What you will do –
Pictures don't belong in the copy; print all the records exactly.

— start of Data supplied —

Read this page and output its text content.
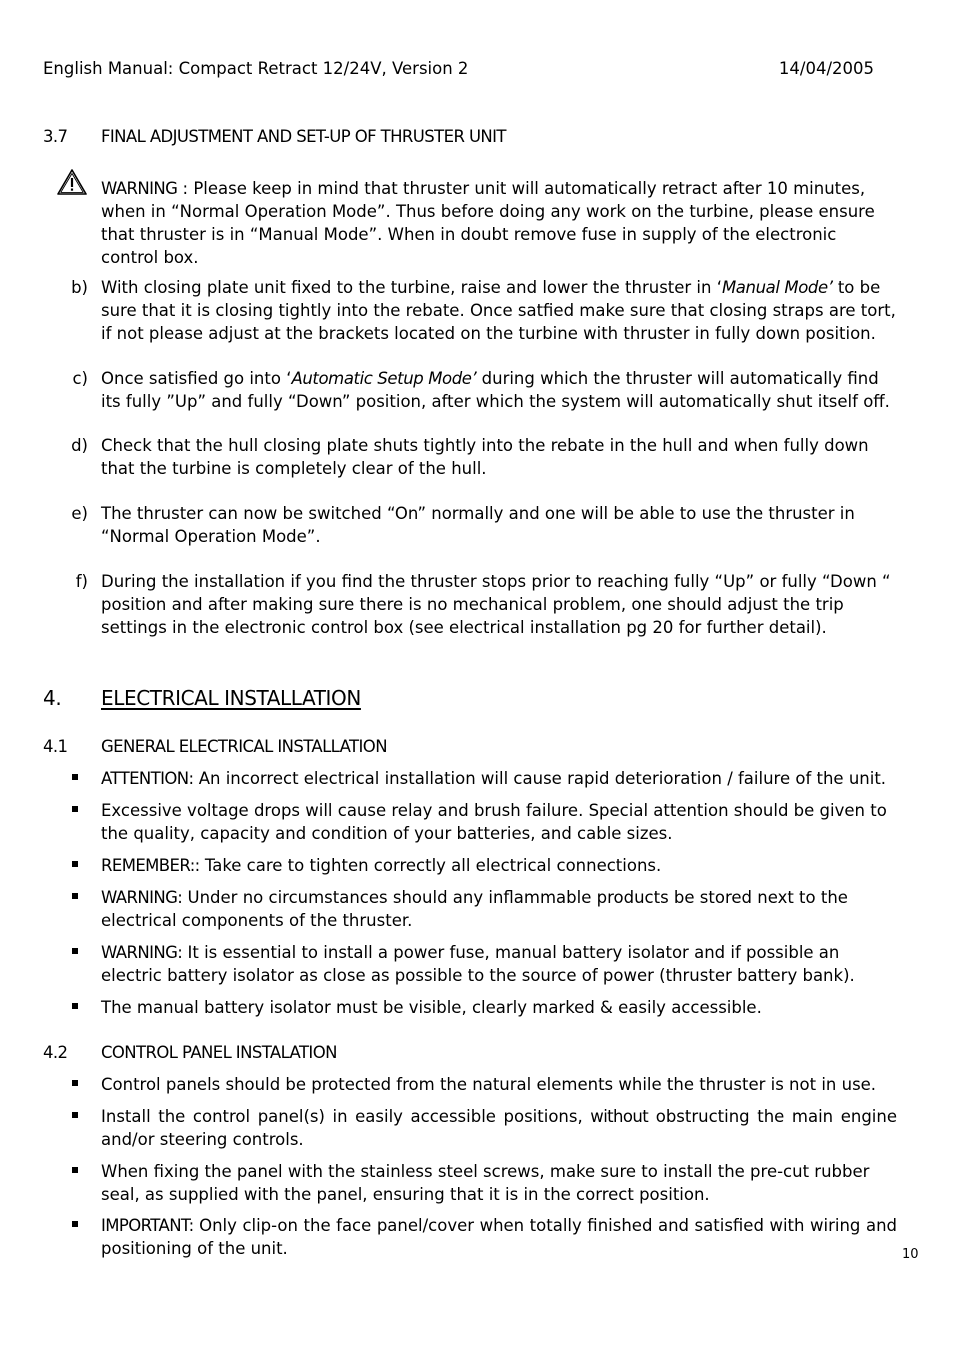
English Manual: Compact Retract 12/24V, Version 2	14/04/2005
3.7 FINAL ADJUSTMENT AND SET-UP OF THRUSTER UNIT
WARNING : Please keep in mind that thruster unit will automatically retract after 10 minutes, when in “Normal Operation Mode”. Thus before doing any work on the turbine, please ensure that thruster is in “Manual Mode”. When in doubt remove fuse in supply of the electronic control box.
b) With closing plate unit fixed to the turbine, raise and lower the thruster in ‘Manual Mode’ to be sure that it is closing tightly into the rebate. Once satfied make sure that closing straps are tort, if not please adjust at the brackets located on the turbine with thruster in fully down position.
c) Once satisfied go into ‘Automatic Setup Mode’ during which the thruster will automatically find its fully ”Up” and fully “Down” position, after which the system will automatically shut itself off.
d) Check that the hull closing plate shuts tightly into the rebate in the hull and when fully down that the turbine is completely clear of the hull.
e) The thruster can now be switched “On” normally and one will be able to use the thruster in “Normal Operation Mode”.
f) During the installation if you find the thruster stops prior to reaching fully “Up” or fully “Down “ position and after making sure there is no mechanical problem, one should adjust the trip settings in the electronic control box (see electrical installation pg 20 for further detail).
4. ELECTRICAL INSTALLATION
4.1 GENERAL ELECTRICAL INSTALLATION
ATTENTION: An incorrect electrical installation will cause rapid deterioration / failure of the unit.
Excessive voltage drops will cause relay and brush failure. Special attention should be given to the quality, capacity and condition of your batteries, and cable sizes.
REMEMBER:: Take care to tighten correctly all electrical connections.
WARNING: Under no circumstances should any inflammable products be stored next to the electrical components of the thruster.
WARNING: It is essential to install a power fuse, manual battery isolator and if possible an electric battery isolator as close as possible to the source of power (thruster battery bank).
The manual battery isolator must be visible, clearly marked & easily accessible.
4.2 CONTROL PANEL INSTALATION
Control panels should be protected from the natural elements while the thruster is not in use.
Install the control panel(s) in easily accessible positions, without obstructing the main engine and/or steering controls.
When fixing the panel with the stainless steel screws, make sure to install the pre-cut rubber seal, as supplied with the panel, ensuring that it is in the correct position.
IMPORTANT: Only clip-on the face panel/cover when totally finished and satisfied with wiring and positioning of the unit.	10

— end of Data supplied —

Reply to the exercise –
Read this page and output its text content.
English Manual: Compact Retract 12/24V, Version 2	14/04/2005
3.7 FINAL ADJUSTMENT AND SET-UP OF THRUSTER UNIT
WARNING : Please keep in mind that thruster unit will automatically retract after 10 minutes, when in “Normal Operation Mode”. Thus before doing any work on the turbine, please ensure that thruster is in “Manual Mode”. When in doubt remove fuse in supply of the electronic control box.
b) With closing plate unit fixed to the turbine, raise and lower the thruster in ‘Manual Mode’ to be sure that it is closing tightly into the rebate. Once satfied make sure that closing straps are tort, if not please adjust at the brackets located on the turbine with thruster in fully down position.
c) Once satisfied go into ‘Automatic Setup Mode’ during which the thruster will automatically find its fully ”Up” and fully “Down” position, after which the system will automatically shut itself off.
d) Check that the hull closing plate shuts tightly into the rebate in the hull and when fully down that the turbine is completely clear of the hull.
e) The thruster can now be switched “On” normally and one will be able to use the thruster in “Normal Operation Mode”.
f) During the installation if you find the thruster stops prior to reaching fully “Up” or fully “Down “ position and after making sure there is no mechanical problem, one should adjust the trip settings in the electronic control box (see electrical installation pg 20 for further detail).
4. ELECTRICAL INSTALLATION
4.1 GENERAL ELECTRICAL INSTALLATION
ATTENTION: An incorrect electrical installation will cause rapid deterioration / failure of the unit.
Excessive voltage drops will cause relay and brush failure. Special attention should be given to the quality, capacity and condition of your batteries, and cable sizes.
REMEMBER:: Take care to tighten correctly all electrical connections.
WARNING: Under no circumstances should any inflammable products be stored next to the electrical components of the thruster.
WARNING: It is essential to install a power fuse, manual battery isolator and if possible an electric battery isolator as close as possible to the source of power (thruster battery bank).
The manual battery isolator must be visible, clearly marked & easily accessible.
4.2 CONTROL PANEL INSTALATION
Control panels should be protected from the natural elements while the thruster is not in use.
Install the control panel(s) in easily accessible positions, without obstructing the main engine and/or steering controls.
When fixing the panel with the stainless steel screws, make sure to install the pre-cut rubber seal, as supplied with the panel, ensuring that it is in the correct position.
IMPORTANT: Only clip-on the face panel/cover when totally finished and satisfied with wiring and positioning of the unit.	10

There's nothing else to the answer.